start

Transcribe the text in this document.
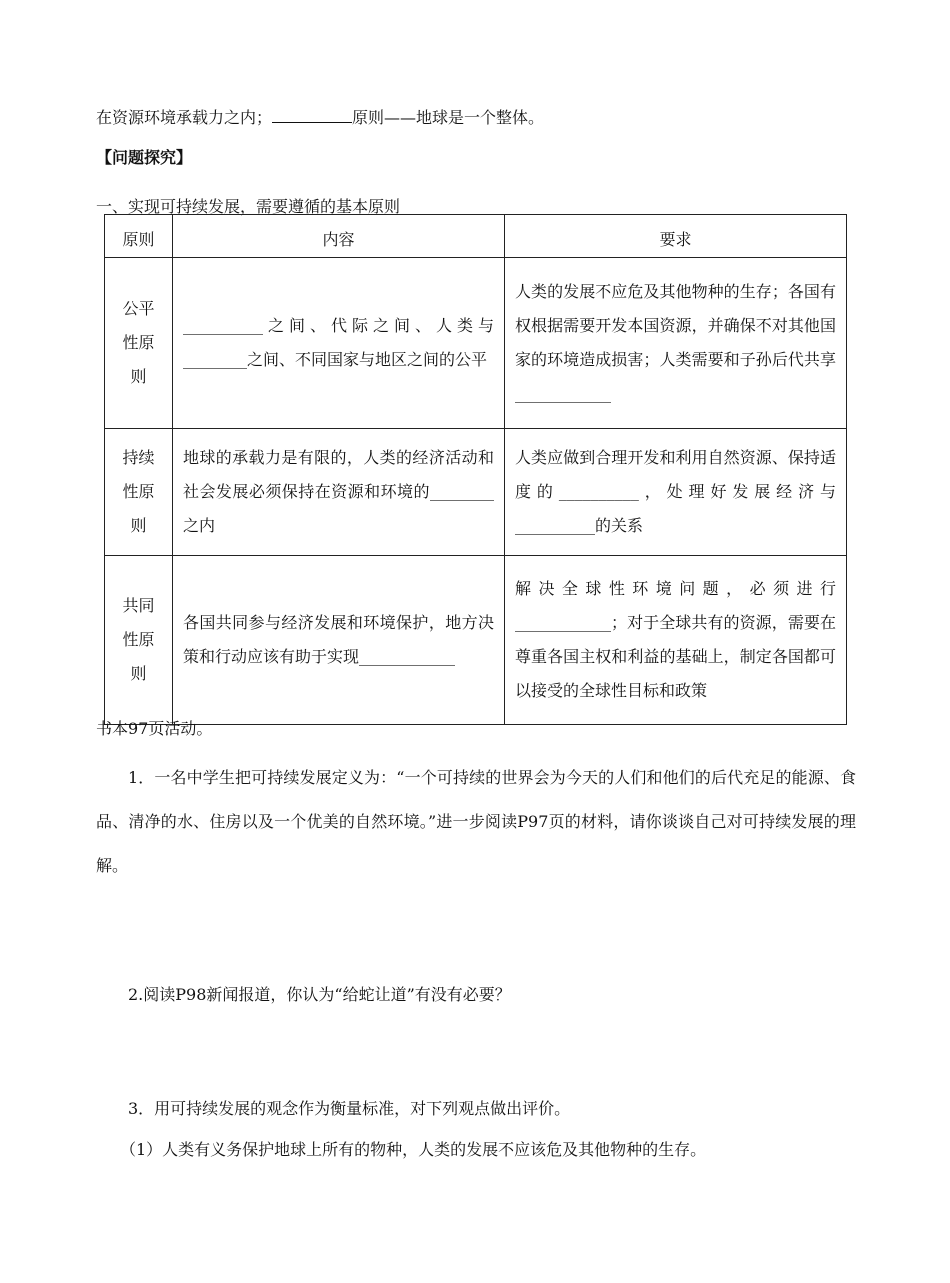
在资源环境承载力之内；	原则——地球是一个整体。
【问题探究】
一、实现可持续发展，需要遵循的基本原则
原则	内容	要求
公平性原则	__________之间、代际之间、人类与________之间、不同国家与地区之间的公平	人类的发展不应危及其他物种的生存；各国有权根据需要开发本国资源，并确保不对其他国家的环境造成损害；人类需要和子孙后代共享____________
持续性原则	地球的承载力是有限的，人类的经济活动和社会发展必须保持在资源和环境的________之内	人类应做到合理开发和利用自然资源、保持适度的__________，处理好发展经济与__________的关系
共同性原则	各国共同参与经济发展和环境保护，地方决策和行动应该有助于实现____________	解决全球性环境问题，必须进行____________；对于全球共有的资源，需要在尊重各国主权和利益的基础上，制定各国都可以接受的全球性目标和政策
书本97页活动。
1．一名中学生把可持续发展定义为：“一个可持续的世界会为今天的人们和他们的后代充足的能源、食品、清净的水、住房以及一个优美的自然环境。”进一步阅读P97页的材料，请你谈谈自己对可持续发展的理解。
2.阅读P98新闻报道，你认为“给蛇让道”有没有必要？
3．用可持续发展的观念作为衡量标准，对下列观点做出评价。
（1）人类有义务保护地球上所有的物种，人类的发展不应该危及其他物种的生存。
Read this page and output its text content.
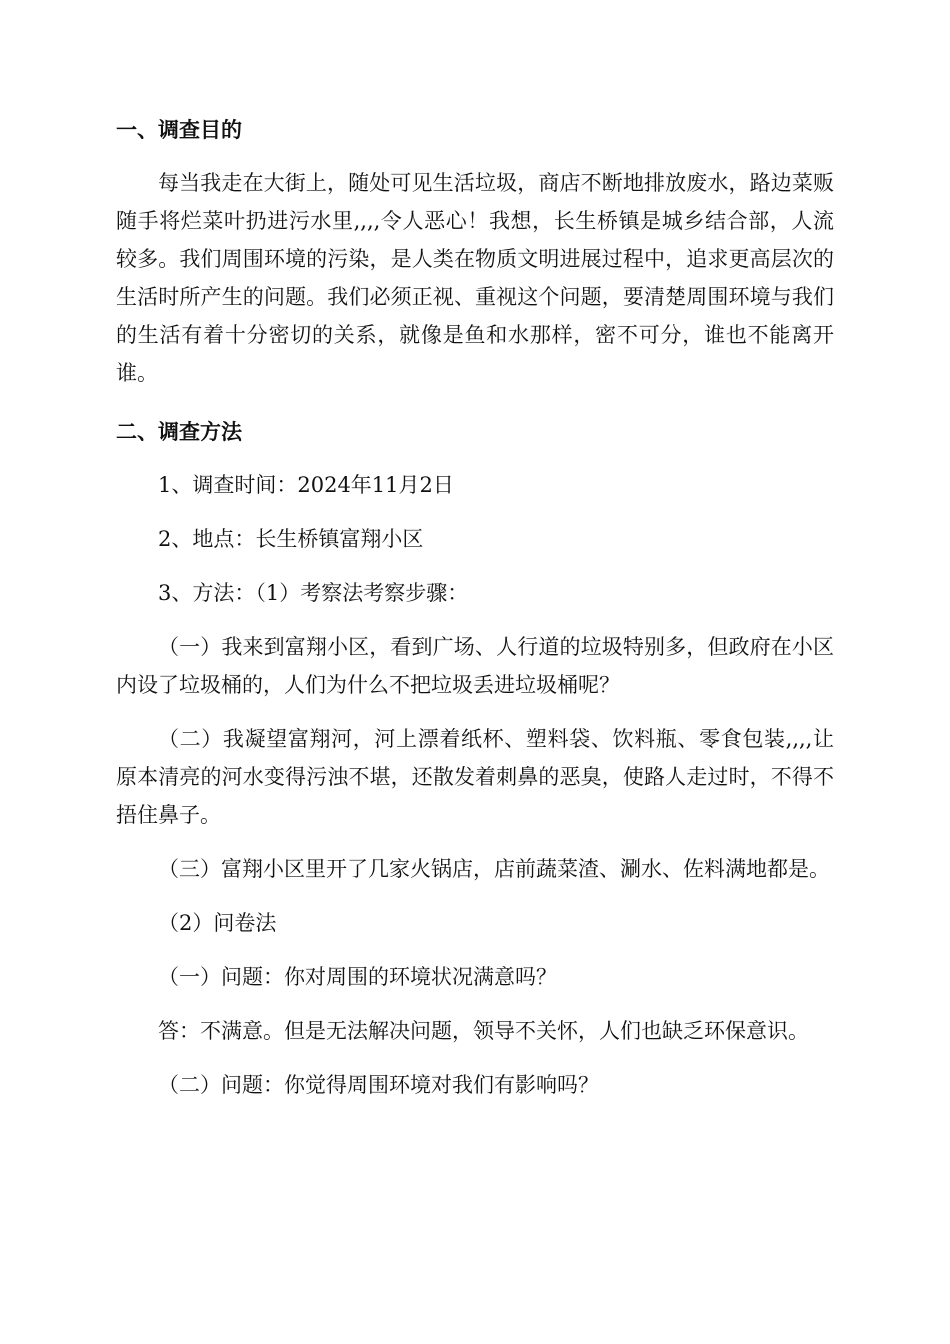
一、调查目的

每当我走在大街上，随处可见生活垃圾，商店不断地排放废水，路边菜贩随手将烂菜叶扔进污水里,,,,令人恶心！我想，长生桥镇是城乡结合部，人流较多。我们周围环境的污染，是人类在物质文明进展过程中，追求更高层次的生活时所产生的问题。我们必须正视、重视这个问题，要清楚周围环境与我们的生活有着十分密切的关系，就像是鱼和水那样，密不可分，谁也不能离开谁。

二、调查方法

1、调查时间：2024年11月2日

2、地点：长生桥镇富翔小区

3、方法：（1）考察法考察步骤：

（一）我来到富翔小区，看到广场、人行道的垃圾特别多，但政府在小区内设了垃圾桶的，人们为什么不把垃圾丢进垃圾桶呢？

（二）我凝望富翔河，河上漂着纸杯、塑料袋、饮料瓶、零食包装,,,,让原本清亮的河水变得污浊不堪，还散发着刺鼻的恶臭，使路人走过时，不得不捂住鼻子。

（三）富翔小区里开了几家火锅店，店前蔬菜渣、涮水、佐料满地都是。

（2）问卷法

（一）问题：你对周围的环境状况满意吗？

答：不满意。但是无法解决问题，领导不关怀，人们也缺乏环保意识。

（二）问题：你觉得周围环境对我们有影响吗？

end

§ What you are asked to do
Output the full set of records above without changing a word, and drop the images.

§ Exercise solution
Transcribe the text in this document.
在资源环境承载力之内；	原则——地球是一个整体。
【问题探究】
一、实现可持续发展，需要遵循的基本原则
原则	内容	要求
公平性原则	__________之间、代际之间、人类与________之间、不同国家与地区之间的公平	人类的发展不应危及其他物种的生存；各国有权根据需要开发本国资源，并确保不对其他国家的环境造成损害；人类需要和子孙后代共享____________
持续性原则	地球的承载力是有限的，人类的经济活动和社会发展必须保持在资源和环境的________之内	人类应做到合理开发和利用自然资源、保持适度的__________，处理好发展经济与__________的关系
共同性原则	各国共同参与经济发展和环境保护，地方决策和行动应该有助于实现____________	解决全球性环境问题，必须进行____________；对于全球共有的资源，需要在尊重各国主权和利益的基础上，制定各国都可以接受的全球性目标和政策
书本97页活动。
1．一名中学生把可持续发展定义为：“一个可持续的世界会为今天的人们和他们的后代充足的能源、食品、清净的水、住房以及一个优美的自然环境。”进一步阅读P97页的材料，请你谈谈自己对可持续发展的理解。
2.阅读P98新闻报道，你认为“给蛇让道”有没有必要？
3．用可持续发展的观念作为衡量标准，对下列观点做出评价。
（1）人类有义务保护地球上所有的物种，人类的发展不应该危及其他物种的生存。
Read this page and output its text content.
一、调查目的

每当我走在大街上，随处可见生活垃圾，商店不断地排放废水，路边菜贩随手将烂菜叶扔进污水里,,,,令人恶心！我想，长生桥镇是城乡结合部，人流较多。我们周围环境的污染，是人类在物质文明进展过程中，追求更高层次的生活时所产生的问题。我们必须正视、重视这个问题，要清楚周围环境与我们的生活有着十分密切的关系，就像是鱼和水那样，密不可分，谁也不能离开谁。

二、调查方法

1、调查时间：2024年11月2日

2、地点：长生桥镇富翔小区

3、方法：（1）考察法考察步骤：

（一）我来到富翔小区，看到广场、人行道的垃圾特别多，但政府在小区内设了垃圾桶的，人们为什么不把垃圾丢进垃圾桶呢？

（二）我凝望富翔河，河上漂着纸杯、塑料袋、饮料瓶、零食包装,,,,让原本清亮的河水变得污浊不堪，还散发着刺鼻的恶臭，使路人走过时，不得不捂住鼻子。

（三）富翔小区里开了几家火锅店，店前蔬菜渣、涮水、佐料满地都是。

（2）问卷法

（一）问题：你对周围的环境状况满意吗？

答：不满意。但是无法解决问题，领导不关怀，人们也缺乏环保意识。

（二）问题：你觉得周围环境对我们有影响吗？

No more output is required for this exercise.